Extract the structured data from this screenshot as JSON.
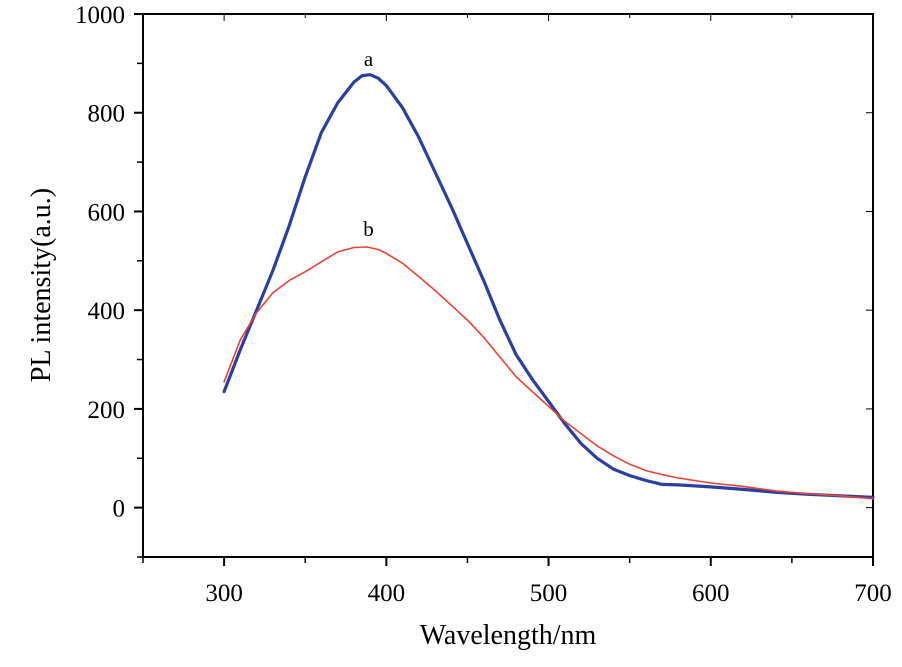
{
  "chart_data": {
    "type": "line",
    "title": "",
    "xlabel": "Wavelength/nm",
    "ylabel": "PL intensity(a.u.)",
    "xlim": [
      250,
      700
    ],
    "ylim": [
      -100,
      1000
    ],
    "x_ticks": [
      300,
      400,
      500,
      600,
      700
    ],
    "y_ticks": [
      0,
      200,
      400,
      600,
      800,
      1000
    ],
    "grid": false,
    "legend": "none",
    "series": [
      {
        "color": "#2a3f9f",
        "x": [
          300,
          310,
          320,
          330,
          340,
          350,
          360,
          370,
          380,
          385,
          390,
          395,
          400,
          410,
          420,
          430,
          440,
          450,
          460,
          470,
          480,
          490,
          500,
          510,
          520,
          530,
          540,
          550,
          560,
          570,
          580,
          600,
          620,
          640,
          660,
          680,
          700
        ],
        "y": [
          235,
          320,
          400,
          480,
          570,
          670,
          760,
          820,
          862,
          875,
          877,
          870,
          855,
          810,
          750,
          680,
          610,
          535,
          460,
          380,
          310,
          260,
          215,
          170,
          130,
          100,
          78,
          65,
          55,
          47,
          46,
          42,
          37,
          31,
          27,
          24,
          21
        ]
      },
      {
        "color": "#e8433a",
        "x": [
          300,
          310,
          320,
          330,
          340,
          350,
          360,
          370,
          380,
          388,
          395,
          400,
          410,
          420,
          430,
          440,
          450,
          460,
          470,
          480,
          490,
          500,
          510,
          520,
          530,
          540,
          550,
          560,
          570,
          580,
          600,
          620,
          640,
          660,
          680,
          700
        ],
        "y": [
          255,
          340,
          395,
          435,
          460,
          478,
          498,
          518,
          527,
          528,
          523,
          515,
          495,
          468,
          440,
          410,
          380,
          345,
          305,
          265,
          235,
          205,
          175,
          150,
          125,
          105,
          88,
          75,
          67,
          60,
          50,
          43,
          34,
          28,
          24,
          18
        ]
      }
    ],
    "annotations": [
      {
        "text": "a",
        "x": 389,
        "y": 895
      },
      {
        "text": "b",
        "x": 389,
        "y": 550
      }
    ]
  }
}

### Exercise
Restate the data above word for word. Skip every picture.

### Finished exercise
Extract the structured data from this screenshot as JSON.
{
  "chart_data": {
    "type": "line",
    "title": "",
    "xlabel": "Wavelength/nm",
    "ylabel": "PL intensity(a.u.)",
    "xlim": [
      250,
      700
    ],
    "ylim": [
      -100,
      1000
    ],
    "x_ticks": [
      300,
      400,
      500,
      600,
      700
    ],
    "y_ticks": [
      0,
      200,
      400,
      600,
      800,
      1000
    ],
    "grid": false,
    "legend": "none",
    "series": [
      {
        "color": "#2a3f9f",
        "x": [
          300,
          310,
          320,
          330,
          340,
          350,
          360,
          370,
          380,
          385,
          390,
          395,
          400,
          410,
          420,
          430,
          440,
          450,
          460,
          470,
          480,
          490,
          500,
          510,
          520,
          530,
          540,
          550,
          560,
          570,
          580,
          600,
          620,
          640,
          660,
          680,
          700
        ],
        "y": [
          235,
          320,
          400,
          480,
          570,
          670,
          760,
          820,
          862,
          875,
          877,
          870,
          855,
          810,
          750,
          680,
          610,
          535,
          460,
          380,
          310,
          260,
          215,
          170,
          130,
          100,
          78,
          65,
          55,
          47,
          46,
          42,
          37,
          31,
          27,
          24,
          21
        ]
      },
      {
        "color": "#e8433a",
        "x": [
          300,
          310,
          320,
          330,
          340,
          350,
          360,
          370,
          380,
          388,
          395,
          400,
          410,
          420,
          430,
          440,
          450,
          460,
          470,
          480,
          490,
          500,
          510,
          520,
          530,
          540,
          550,
          560,
          570,
          580,
          600,
          620,
          640,
          660,
          680,
          700
        ],
        "y": [
          255,
          340,
          395,
          435,
          460,
          478,
          498,
          518,
          527,
          528,
          523,
          515,
          495,
          468,
          440,
          410,
          380,
          345,
          305,
          265,
          235,
          205,
          175,
          150,
          125,
          105,
          88,
          75,
          67,
          60,
          50,
          43,
          34,
          28,
          24,
          18
        ]
      }
    ],
    "annotations": [
      {
        "text": "a",
        "x": 389,
        "y": 895
      },
      {
        "text": "b",
        "x": 389,
        "y": 550
      }
    ]
  }
}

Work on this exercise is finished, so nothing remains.